*Problem details:* Select every line containing the word "What" from the material, and copy those lines.

*Listed records:*
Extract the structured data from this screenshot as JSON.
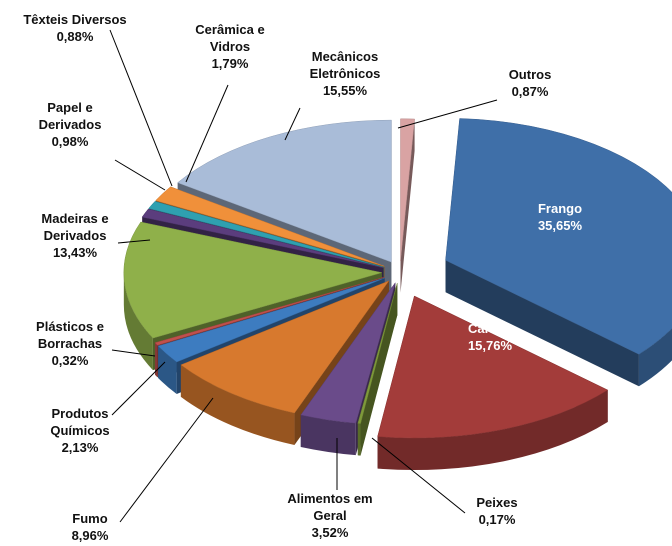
{
  "chart_data": {
    "type": "pie",
    "categories": [
      "Outros",
      "Frango",
      "Carnes",
      "Peixes",
      "Alimentos em Geral",
      "Fumo",
      "Produtos Químicos",
      "Plásticos e Borrachas",
      "Madeiras e Derivados",
      "Papel e Derivados",
      "Têxteis Diversos",
      "Cerâmica e Vidros",
      "Mecânicos Eletrônicos"
    ],
    "values": [
      0.87,
      35.65,
      15.76,
      0.17,
      3.52,
      8.96,
      2.13,
      0.32,
      13.43,
      0.98,
      0.88,
      1.79,
      15.55
    ],
    "value_labels": [
      "0,87%",
      "35,65%",
      "15,76%",
      "0,17%",
      "3,52%",
      "8,96%",
      "2,13%",
      "0,32%",
      "13,43%",
      "0,98%",
      "0,88%",
      "1,79%",
      "15,55%"
    ],
    "colors": [
      "#d9a3a3",
      "#3f6fa8",
      "#a33c3a",
      "#7f9a3b",
      "#6a4b8a",
      "#d7792e",
      "#3d7cc0",
      "#c0504d",
      "#8fb04a",
      "#5b3d7d",
      "#2fa0b0",
      "#f0903a",
      "#a9bcd8"
    ]
  }
}
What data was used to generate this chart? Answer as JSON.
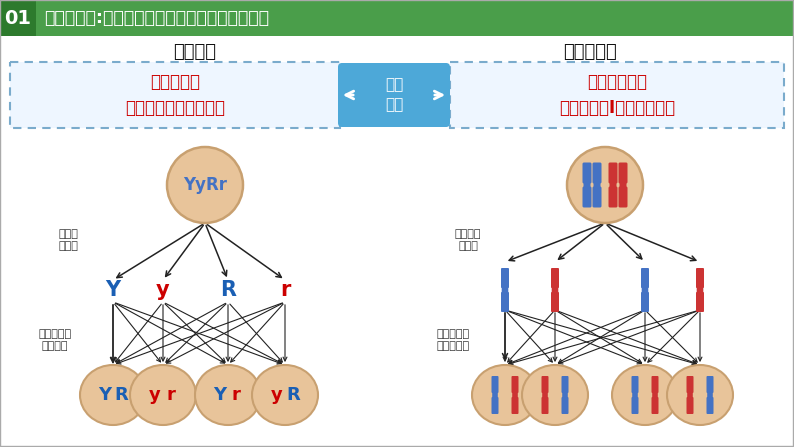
{
  "title": "萨顿的假说:萨顿将基因与染色体的行为进行比较",
  "title_num": "01",
  "left_header": "基因行为",
  "right_header": "染色体行为",
  "left_box_line1": "非等位基因",
  "left_box_line2": "在形成配子时自由组合",
  "right_box_line1": "非同源染色体",
  "right_box_line2": "在减数分裂Ⅰ后期自由组合",
  "middle_box_line1": "行为",
  "middle_box_line2": "变化",
  "top_circle_left": "YyRr",
  "label_left_sep": "等位基\n因分离",
  "label_left_free": "非等位基因\n自由组合",
  "label_right_sep": "同源染色\n体分离",
  "label_right_free": "非同源染色\n体自由组合",
  "mid_labels_left": [
    "Y",
    "y",
    "R",
    "r"
  ],
  "mid_colors_left": [
    "#1a5fb4",
    "#cc0000",
    "#1a5fb4",
    "#cc0000"
  ],
  "bottom_labels_left": [
    "YR",
    "yr",
    "Yr",
    "yR"
  ],
  "bottom_colors_left": [
    [
      "#1a5fb4",
      "#1a5fb4"
    ],
    [
      "#cc0000",
      "#cc0000"
    ],
    [
      "#1a5fb4",
      "#cc0000"
    ],
    [
      "#cc0000",
      "#1a5fb4"
    ]
  ],
  "circle_fill": "#e8c49a",
  "circle_edge": "#c8a070",
  "bg_color": "#ffffff",
  "title_bg": "#4a9e4a",
  "title_num_bg": "#2d7a2d",
  "box_border_color": "#7aabcc",
  "box_fill": "#eef6ff",
  "mid_box_fill": "#4da8d8",
  "mid_box_edge": "#2288bb",
  "arrow_color": "#222222",
  "blue_chr": "#4472c4",
  "red_chr": "#cc3333",
  "top_chr_colors": [
    [
      "#4472c4",
      "#4472c4"
    ],
    [
      "#cc3333",
      "#cc3333"
    ]
  ],
  "mid_chr_colors": [
    "#4472c4",
    "#cc3333",
    "#4472c4",
    "#cc3333"
  ],
  "bot_chr_left": [
    "#4472c4",
    "#cc3333",
    "#4472c4",
    "#cc3333"
  ],
  "bot_chr_right": [
    "#cc3333",
    "#4472c4",
    "#cc3333",
    "#4472c4"
  ]
}
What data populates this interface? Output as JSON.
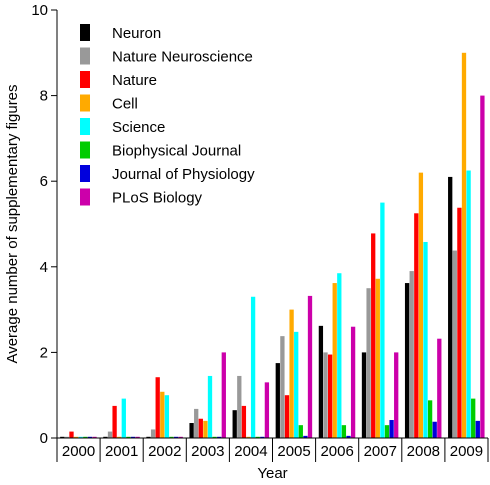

*Correct response:*
What data was used to generate this chart? Answer as JSON.
What data populates this interface? Output as JSON.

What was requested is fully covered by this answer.